> WORK TO COMPLETE
Your answer is to be the count alone: the number of lines in the data below where "CAPICE" appears.
*** DATA SECTION ***
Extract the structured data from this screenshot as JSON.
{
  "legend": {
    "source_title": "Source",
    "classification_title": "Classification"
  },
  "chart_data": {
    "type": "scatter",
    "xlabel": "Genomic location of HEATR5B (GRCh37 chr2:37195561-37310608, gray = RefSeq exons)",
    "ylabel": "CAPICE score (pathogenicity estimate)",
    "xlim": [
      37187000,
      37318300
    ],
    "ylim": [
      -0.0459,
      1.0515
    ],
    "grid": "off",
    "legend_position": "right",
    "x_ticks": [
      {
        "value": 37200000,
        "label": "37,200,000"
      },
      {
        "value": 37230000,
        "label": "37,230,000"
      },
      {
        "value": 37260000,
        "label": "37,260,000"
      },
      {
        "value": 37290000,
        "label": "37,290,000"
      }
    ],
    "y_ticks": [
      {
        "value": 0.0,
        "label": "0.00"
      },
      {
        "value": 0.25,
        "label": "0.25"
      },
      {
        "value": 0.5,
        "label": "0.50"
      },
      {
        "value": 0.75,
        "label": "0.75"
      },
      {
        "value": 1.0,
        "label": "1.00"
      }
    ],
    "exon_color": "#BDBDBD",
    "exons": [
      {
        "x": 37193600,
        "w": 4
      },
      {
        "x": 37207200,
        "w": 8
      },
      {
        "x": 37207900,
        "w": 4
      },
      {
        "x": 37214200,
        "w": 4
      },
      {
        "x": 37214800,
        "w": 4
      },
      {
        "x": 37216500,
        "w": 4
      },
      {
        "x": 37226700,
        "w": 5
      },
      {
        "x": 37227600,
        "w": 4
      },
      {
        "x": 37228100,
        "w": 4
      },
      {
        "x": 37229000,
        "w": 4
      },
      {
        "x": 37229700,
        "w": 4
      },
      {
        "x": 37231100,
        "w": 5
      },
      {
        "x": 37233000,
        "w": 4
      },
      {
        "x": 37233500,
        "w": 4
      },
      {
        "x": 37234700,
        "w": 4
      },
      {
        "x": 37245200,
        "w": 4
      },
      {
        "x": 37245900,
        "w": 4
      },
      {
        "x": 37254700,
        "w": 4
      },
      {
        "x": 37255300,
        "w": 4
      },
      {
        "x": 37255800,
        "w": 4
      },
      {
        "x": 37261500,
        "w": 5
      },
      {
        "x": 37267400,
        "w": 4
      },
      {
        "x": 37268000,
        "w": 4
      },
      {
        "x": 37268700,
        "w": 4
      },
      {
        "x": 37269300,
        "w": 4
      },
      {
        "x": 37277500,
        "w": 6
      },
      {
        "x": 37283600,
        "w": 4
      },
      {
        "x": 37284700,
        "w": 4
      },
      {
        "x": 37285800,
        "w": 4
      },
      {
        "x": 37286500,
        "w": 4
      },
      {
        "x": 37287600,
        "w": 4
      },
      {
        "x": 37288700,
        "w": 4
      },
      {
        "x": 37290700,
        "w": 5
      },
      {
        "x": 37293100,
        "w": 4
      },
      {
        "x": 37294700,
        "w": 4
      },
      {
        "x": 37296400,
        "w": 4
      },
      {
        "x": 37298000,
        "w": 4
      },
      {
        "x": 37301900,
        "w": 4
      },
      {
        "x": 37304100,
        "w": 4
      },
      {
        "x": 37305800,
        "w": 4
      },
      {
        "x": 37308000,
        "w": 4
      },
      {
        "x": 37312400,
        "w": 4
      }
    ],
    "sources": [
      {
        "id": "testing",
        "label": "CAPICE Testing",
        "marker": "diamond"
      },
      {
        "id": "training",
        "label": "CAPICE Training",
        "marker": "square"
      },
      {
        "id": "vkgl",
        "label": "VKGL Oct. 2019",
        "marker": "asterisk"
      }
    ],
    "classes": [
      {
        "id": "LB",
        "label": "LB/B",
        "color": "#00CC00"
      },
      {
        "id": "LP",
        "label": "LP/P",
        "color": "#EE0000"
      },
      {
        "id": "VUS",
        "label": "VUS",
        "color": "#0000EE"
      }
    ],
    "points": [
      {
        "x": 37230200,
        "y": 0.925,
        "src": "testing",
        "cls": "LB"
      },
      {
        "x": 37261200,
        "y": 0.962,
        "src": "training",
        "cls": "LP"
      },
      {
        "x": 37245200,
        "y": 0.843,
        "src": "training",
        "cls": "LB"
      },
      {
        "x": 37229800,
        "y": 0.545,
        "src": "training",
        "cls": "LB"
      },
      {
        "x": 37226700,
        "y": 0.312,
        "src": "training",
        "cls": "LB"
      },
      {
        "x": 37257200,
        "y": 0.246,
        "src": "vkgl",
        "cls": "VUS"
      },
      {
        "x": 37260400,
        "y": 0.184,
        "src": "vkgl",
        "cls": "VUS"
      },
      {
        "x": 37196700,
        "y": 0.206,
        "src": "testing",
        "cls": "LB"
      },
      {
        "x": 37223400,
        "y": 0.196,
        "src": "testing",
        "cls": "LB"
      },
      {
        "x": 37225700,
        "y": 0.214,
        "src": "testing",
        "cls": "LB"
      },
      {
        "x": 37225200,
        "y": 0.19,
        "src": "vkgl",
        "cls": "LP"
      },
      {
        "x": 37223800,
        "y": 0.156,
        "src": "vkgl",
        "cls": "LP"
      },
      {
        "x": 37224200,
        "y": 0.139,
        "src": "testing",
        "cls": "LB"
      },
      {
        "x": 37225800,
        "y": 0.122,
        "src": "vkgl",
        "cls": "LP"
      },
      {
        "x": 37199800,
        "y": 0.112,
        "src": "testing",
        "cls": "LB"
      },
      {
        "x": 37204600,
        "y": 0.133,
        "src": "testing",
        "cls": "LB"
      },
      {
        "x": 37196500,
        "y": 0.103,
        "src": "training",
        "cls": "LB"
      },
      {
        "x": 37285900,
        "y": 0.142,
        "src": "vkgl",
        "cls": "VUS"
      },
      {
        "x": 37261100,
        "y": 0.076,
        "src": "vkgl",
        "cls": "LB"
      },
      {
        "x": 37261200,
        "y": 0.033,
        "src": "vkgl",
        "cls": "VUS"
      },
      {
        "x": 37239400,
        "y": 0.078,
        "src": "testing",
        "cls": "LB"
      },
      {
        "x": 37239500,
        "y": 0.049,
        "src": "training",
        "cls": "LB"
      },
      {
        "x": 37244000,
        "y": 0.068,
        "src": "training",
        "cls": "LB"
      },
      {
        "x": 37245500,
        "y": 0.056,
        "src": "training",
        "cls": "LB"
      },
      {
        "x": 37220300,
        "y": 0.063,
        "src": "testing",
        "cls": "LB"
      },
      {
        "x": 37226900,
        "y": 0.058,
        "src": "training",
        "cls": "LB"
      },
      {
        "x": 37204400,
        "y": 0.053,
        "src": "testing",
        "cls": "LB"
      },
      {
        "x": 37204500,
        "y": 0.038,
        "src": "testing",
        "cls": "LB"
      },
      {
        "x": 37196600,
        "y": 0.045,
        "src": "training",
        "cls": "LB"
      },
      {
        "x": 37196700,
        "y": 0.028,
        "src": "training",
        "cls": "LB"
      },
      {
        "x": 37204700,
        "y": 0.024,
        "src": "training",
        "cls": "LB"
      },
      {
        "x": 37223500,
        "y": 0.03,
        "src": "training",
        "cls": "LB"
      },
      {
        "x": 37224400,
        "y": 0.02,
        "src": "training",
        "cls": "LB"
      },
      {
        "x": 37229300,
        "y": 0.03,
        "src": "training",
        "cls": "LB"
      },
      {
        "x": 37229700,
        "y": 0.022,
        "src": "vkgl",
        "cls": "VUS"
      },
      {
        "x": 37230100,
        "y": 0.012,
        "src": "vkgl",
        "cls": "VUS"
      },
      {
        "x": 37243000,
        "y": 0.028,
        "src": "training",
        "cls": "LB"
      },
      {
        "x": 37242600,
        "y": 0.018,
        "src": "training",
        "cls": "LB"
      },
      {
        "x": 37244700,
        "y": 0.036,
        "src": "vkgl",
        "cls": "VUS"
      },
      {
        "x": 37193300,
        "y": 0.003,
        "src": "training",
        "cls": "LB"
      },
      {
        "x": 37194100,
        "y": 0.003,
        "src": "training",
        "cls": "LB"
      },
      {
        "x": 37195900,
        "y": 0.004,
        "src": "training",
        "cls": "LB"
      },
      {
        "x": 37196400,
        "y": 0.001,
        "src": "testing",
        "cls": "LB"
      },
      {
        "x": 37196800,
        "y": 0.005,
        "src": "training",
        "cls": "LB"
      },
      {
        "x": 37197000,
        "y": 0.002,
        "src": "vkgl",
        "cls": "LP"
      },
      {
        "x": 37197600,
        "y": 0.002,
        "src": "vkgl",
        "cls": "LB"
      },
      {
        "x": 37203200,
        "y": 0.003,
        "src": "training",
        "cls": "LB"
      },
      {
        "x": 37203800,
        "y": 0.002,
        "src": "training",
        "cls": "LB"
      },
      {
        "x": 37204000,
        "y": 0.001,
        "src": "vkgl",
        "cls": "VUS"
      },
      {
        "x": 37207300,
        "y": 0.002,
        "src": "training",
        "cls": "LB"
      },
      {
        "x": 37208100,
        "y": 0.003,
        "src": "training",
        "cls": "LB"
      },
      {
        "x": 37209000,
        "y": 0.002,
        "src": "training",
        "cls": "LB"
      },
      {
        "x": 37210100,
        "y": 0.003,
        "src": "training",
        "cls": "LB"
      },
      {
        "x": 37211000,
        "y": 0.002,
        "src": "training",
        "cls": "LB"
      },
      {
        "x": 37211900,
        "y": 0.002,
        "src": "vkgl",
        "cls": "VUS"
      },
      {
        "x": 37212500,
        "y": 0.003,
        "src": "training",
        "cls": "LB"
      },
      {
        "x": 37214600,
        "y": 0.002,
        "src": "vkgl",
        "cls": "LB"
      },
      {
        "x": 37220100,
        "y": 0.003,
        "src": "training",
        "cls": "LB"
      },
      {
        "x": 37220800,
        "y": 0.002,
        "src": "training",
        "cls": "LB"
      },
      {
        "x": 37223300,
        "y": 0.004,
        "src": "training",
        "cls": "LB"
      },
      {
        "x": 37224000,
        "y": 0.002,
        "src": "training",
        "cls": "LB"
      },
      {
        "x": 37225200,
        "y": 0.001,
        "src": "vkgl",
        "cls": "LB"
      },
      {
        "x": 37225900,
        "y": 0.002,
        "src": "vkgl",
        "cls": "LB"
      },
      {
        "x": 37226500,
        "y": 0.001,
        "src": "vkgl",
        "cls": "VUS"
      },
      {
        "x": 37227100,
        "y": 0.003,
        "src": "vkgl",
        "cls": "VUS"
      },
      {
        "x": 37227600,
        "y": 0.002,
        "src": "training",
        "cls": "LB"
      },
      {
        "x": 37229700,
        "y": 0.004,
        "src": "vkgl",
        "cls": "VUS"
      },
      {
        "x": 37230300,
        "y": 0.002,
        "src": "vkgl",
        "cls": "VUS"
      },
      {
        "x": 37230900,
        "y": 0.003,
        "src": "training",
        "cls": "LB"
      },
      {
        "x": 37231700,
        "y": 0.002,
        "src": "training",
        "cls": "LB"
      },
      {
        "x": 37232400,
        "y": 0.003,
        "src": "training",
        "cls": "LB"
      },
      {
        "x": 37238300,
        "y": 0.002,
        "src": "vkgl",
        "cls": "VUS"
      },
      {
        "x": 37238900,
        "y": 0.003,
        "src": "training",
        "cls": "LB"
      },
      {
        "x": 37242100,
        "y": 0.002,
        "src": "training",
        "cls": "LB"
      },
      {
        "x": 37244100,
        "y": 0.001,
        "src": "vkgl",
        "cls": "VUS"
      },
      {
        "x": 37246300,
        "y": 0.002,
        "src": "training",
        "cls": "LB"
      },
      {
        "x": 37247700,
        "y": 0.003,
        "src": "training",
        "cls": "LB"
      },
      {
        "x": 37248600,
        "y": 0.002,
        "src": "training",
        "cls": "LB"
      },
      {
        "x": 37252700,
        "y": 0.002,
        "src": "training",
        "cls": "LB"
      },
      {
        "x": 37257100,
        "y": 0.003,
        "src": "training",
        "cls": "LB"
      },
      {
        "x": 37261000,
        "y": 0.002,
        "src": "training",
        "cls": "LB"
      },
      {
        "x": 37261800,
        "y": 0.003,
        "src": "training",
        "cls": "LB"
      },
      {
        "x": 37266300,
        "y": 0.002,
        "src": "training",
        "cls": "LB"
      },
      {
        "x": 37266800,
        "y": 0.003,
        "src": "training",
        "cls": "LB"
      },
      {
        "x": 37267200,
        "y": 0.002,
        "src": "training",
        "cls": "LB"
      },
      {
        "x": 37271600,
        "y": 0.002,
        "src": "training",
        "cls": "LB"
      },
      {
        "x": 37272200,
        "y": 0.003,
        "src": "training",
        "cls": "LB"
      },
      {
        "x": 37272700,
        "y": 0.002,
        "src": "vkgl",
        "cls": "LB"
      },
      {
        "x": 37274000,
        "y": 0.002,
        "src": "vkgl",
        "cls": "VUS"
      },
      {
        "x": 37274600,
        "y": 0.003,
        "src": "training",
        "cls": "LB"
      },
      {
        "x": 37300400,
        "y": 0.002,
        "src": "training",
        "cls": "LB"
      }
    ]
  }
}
*** End of DATA SECTION ***
> ANSWER
3